### The exercise:
Repeat the lines below exactly as they appear, but leave out the images.

Entries from a dataset
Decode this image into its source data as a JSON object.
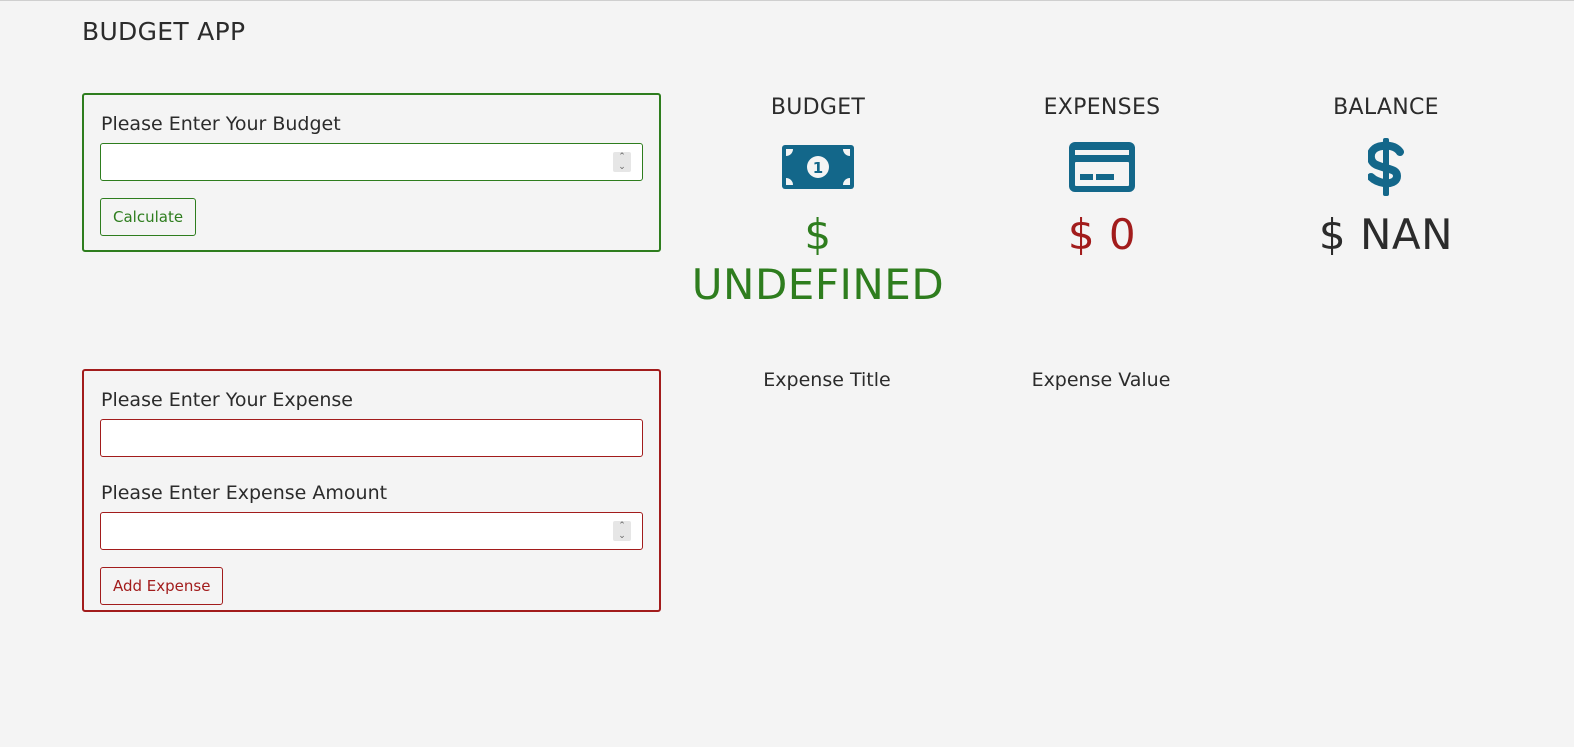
{
  "app": {
    "title": "BUDGET APP"
  },
  "colors": {
    "budget_accent": "#2e7d1e",
    "expense_accent": "#a21c1c",
    "icon_color": "#13678a",
    "text": "#2b2b2b",
    "background": "#f4f4f4"
  },
  "budget_form": {
    "label": "Please Enter Your Budget",
    "input_value": "",
    "button_label": "Calculate"
  },
  "expense_form": {
    "title_label": "Please Enter Your Expense",
    "title_value": "",
    "amount_label": "Please Enter Expense Amount",
    "amount_value": "",
    "button_label": "Add Expense"
  },
  "stats": {
    "budget": {
      "title": "BUDGET",
      "icon": "money-bill-icon",
      "value": "$ UNDEFINED"
    },
    "expenses": {
      "title": "EXPENSES",
      "icon": "credit-card-icon",
      "value": "$ 0"
    },
    "balance": {
      "title": "BALANCE",
      "icon": "dollar-sign-icon",
      "value": "$ NAN"
    }
  },
  "expense_list": {
    "columns": [
      "Expense Title",
      "Expense Value"
    ],
    "rows": []
  }
}
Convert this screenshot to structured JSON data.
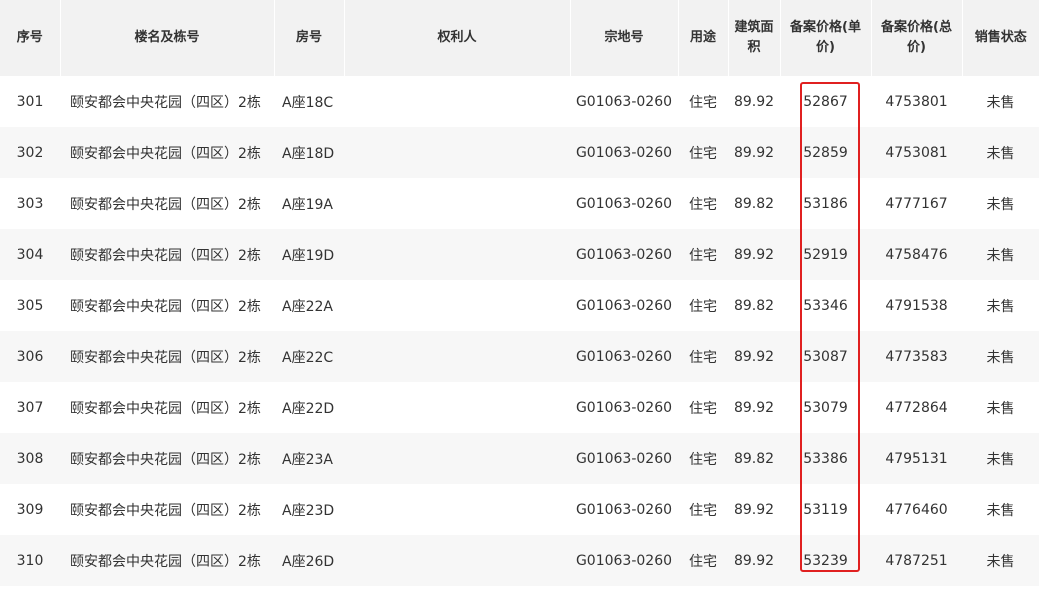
{
  "table": {
    "headers": {
      "seq": "序号",
      "building": "楼名及栋号",
      "room": "房号",
      "owner": "权利人",
      "parcel": "宗地号",
      "usage": "用途",
      "area": "建筑面积",
      "unit_price": "备案价格(单价)",
      "total_price": "备案价格(总价)",
      "status": "销售状态"
    },
    "rows": [
      {
        "seq": "301",
        "building": "颐安都会中央花园（四区）2栋",
        "room": "A座18C",
        "owner": "",
        "parcel": "G01063-0260",
        "usage": "住宅",
        "area": "89.92",
        "unit_price": "52867",
        "total_price": "4753801",
        "status": "未售"
      },
      {
        "seq": "302",
        "building": "颐安都会中央花园（四区）2栋",
        "room": "A座18D",
        "owner": "",
        "parcel": "G01063-0260",
        "usage": "住宅",
        "area": "89.92",
        "unit_price": "52859",
        "total_price": "4753081",
        "status": "未售"
      },
      {
        "seq": "303",
        "building": "颐安都会中央花园（四区）2栋",
        "room": "A座19A",
        "owner": "",
        "parcel": "G01063-0260",
        "usage": "住宅",
        "area": "89.82",
        "unit_price": "53186",
        "total_price": "4777167",
        "status": "未售"
      },
      {
        "seq": "304",
        "building": "颐安都会中央花园（四区）2栋",
        "room": "A座19D",
        "owner": "",
        "parcel": "G01063-0260",
        "usage": "住宅",
        "area": "89.92",
        "unit_price": "52919",
        "total_price": "4758476",
        "status": "未售"
      },
      {
        "seq": "305",
        "building": "颐安都会中央花园（四区）2栋",
        "room": "A座22A",
        "owner": "",
        "parcel": "G01063-0260",
        "usage": "住宅",
        "area": "89.82",
        "unit_price": "53346",
        "total_price": "4791538",
        "status": "未售"
      },
      {
        "seq": "306",
        "building": "颐安都会中央花园（四区）2栋",
        "room": "A座22C",
        "owner": "",
        "parcel": "G01063-0260",
        "usage": "住宅",
        "area": "89.92",
        "unit_price": "53087",
        "total_price": "4773583",
        "status": "未售"
      },
      {
        "seq": "307",
        "building": "颐安都会中央花园（四区）2栋",
        "room": "A座22D",
        "owner": "",
        "parcel": "G01063-0260",
        "usage": "住宅",
        "area": "89.92",
        "unit_price": "53079",
        "total_price": "4772864",
        "status": "未售"
      },
      {
        "seq": "308",
        "building": "颐安都会中央花园（四区）2栋",
        "room": "A座23A",
        "owner": "",
        "parcel": "G01063-0260",
        "usage": "住宅",
        "area": "89.82",
        "unit_price": "53386",
        "total_price": "4795131",
        "status": "未售"
      },
      {
        "seq": "309",
        "building": "颐安都会中央花园（四区）2栋",
        "room": "A座23D",
        "owner": "",
        "parcel": "G01063-0260",
        "usage": "住宅",
        "area": "89.92",
        "unit_price": "53119",
        "total_price": "4776460",
        "status": "未售"
      },
      {
        "seq": "310",
        "building": "颐安都会中央花园（四区）2栋",
        "room": "A座26D",
        "owner": "",
        "parcel": "G01063-0260",
        "usage": "住宅",
        "area": "89.92",
        "unit_price": "53239",
        "total_price": "4787251",
        "status": "未售"
      }
    ]
  },
  "colors": {
    "header_bg": "#f2f2f2",
    "stripe_bg": "#f7f7f7",
    "highlight_border": "#e02020",
    "text": "#333333"
  }
}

### Exercise response:
Decode this image into its source data as a JSON object.
{
  "app": {
    "title": "BUDGET APP"
  },
  "colors": {
    "budget_accent": "#2e7d1e",
    "expense_accent": "#a21c1c",
    "icon_color": "#13678a",
    "text": "#2b2b2b",
    "background": "#f4f4f4"
  },
  "budget_form": {
    "label": "Please Enter Your Budget",
    "input_value": "",
    "button_label": "Calculate"
  },
  "expense_form": {
    "title_label": "Please Enter Your Expense",
    "title_value": "",
    "amount_label": "Please Enter Expense Amount",
    "amount_value": "",
    "button_label": "Add Expense"
  },
  "stats": {
    "budget": {
      "title": "BUDGET",
      "icon": "money-bill-icon",
      "value": "$ UNDEFINED"
    },
    "expenses": {
      "title": "EXPENSES",
      "icon": "credit-card-icon",
      "value": "$ 0"
    },
    "balance": {
      "title": "BALANCE",
      "icon": "dollar-sign-icon",
      "value": "$ NAN"
    }
  },
  "expense_list": {
    "columns": [
      "Expense Title",
      "Expense Value"
    ],
    "rows": []
  }
}
Convert this screenshot to structured JSON data.
{
  "table": {
    "headers": {
      "seq": "序号",
      "building": "楼名及栋号",
      "room": "房号",
      "owner": "权利人",
      "parcel": "宗地号",
      "usage": "用途",
      "area": "建筑面积",
      "unit_price": "备案价格(单价)",
      "total_price": "备案价格(总价)",
      "status": "销售状态"
    },
    "rows": [
      {
        "seq": "301",
        "building": "颐安都会中央花园（四区）2栋",
        "room": "A座18C",
        "owner": "",
        "parcel": "G01063-0260",
        "usage": "住宅",
        "area": "89.92",
        "unit_price": "52867",
        "total_price": "4753801",
        "status": "未售"
      },
      {
        "seq": "302",
        "building": "颐安都会中央花园（四区）2栋",
        "room": "A座18D",
        "owner": "",
        "parcel": "G01063-0260",
        "usage": "住宅",
        "area": "89.92",
        "unit_price": "52859",
        "total_price": "4753081",
        "status": "未售"
      },
      {
        "seq": "303",
        "building": "颐安都会中央花园（四区）2栋",
        "room": "A座19A",
        "owner": "",
        "parcel": "G01063-0260",
        "usage": "住宅",
        "area": "89.82",
        "unit_price": "53186",
        "total_price": "4777167",
        "status": "未售"
      },
      {
        "seq": "304",
        "building": "颐安都会中央花园（四区）2栋",
        "room": "A座19D",
        "owner": "",
        "parcel": "G01063-0260",
        "usage": "住宅",
        "area": "89.92",
        "unit_price": "52919",
        "total_price": "4758476",
        "status": "未售"
      },
      {
        "seq": "305",
        "building": "颐安都会中央花园（四区）2栋",
        "room": "A座22A",
        "owner": "",
        "parcel": "G01063-0260",
        "usage": "住宅",
        "area": "89.82",
        "unit_price": "53346",
        "total_price": "4791538",
        "status": "未售"
      },
      {
        "seq": "306",
        "building": "颐安都会中央花园（四区）2栋",
        "room": "A座22C",
        "owner": "",
        "parcel": "G01063-0260",
        "usage": "住宅",
        "area": "89.92",
        "unit_price": "53087",
        "total_price": "4773583",
        "status": "未售"
      },
      {
        "seq": "307",
        "building": "颐安都会中央花园（四区）2栋",
        "room": "A座22D",
        "owner": "",
        "parcel": "G01063-0260",
        "usage": "住宅",
        "area": "89.92",
        "unit_price": "53079",
        "total_price": "4772864",
        "status": "未售"
      },
      {
        "seq": "308",
        "building": "颐安都会中央花园（四区）2栋",
        "room": "A座23A",
        "owner": "",
        "parcel": "G01063-0260",
        "usage": "住宅",
        "area": "89.82",
        "unit_price": "53386",
        "total_price": "4795131",
        "status": "未售"
      },
      {
        "seq": "309",
        "building": "颐安都会中央花园（四区）2栋",
        "room": "A座23D",
        "owner": "",
        "parcel": "G01063-0260",
        "usage": "住宅",
        "area": "89.92",
        "unit_price": "53119",
        "total_price": "4776460",
        "status": "未售"
      },
      {
        "seq": "310",
        "building": "颐安都会中央花园（四区）2栋",
        "room": "A座26D",
        "owner": "",
        "parcel": "G01063-0260",
        "usage": "住宅",
        "area": "89.92",
        "unit_price": "53239",
        "total_price": "4787251",
        "status": "未售"
      }
    ]
  },
  "colors": {
    "header_bg": "#f2f2f2",
    "stripe_bg": "#f7f7f7",
    "highlight_border": "#e02020",
    "text": "#333333"
  }
}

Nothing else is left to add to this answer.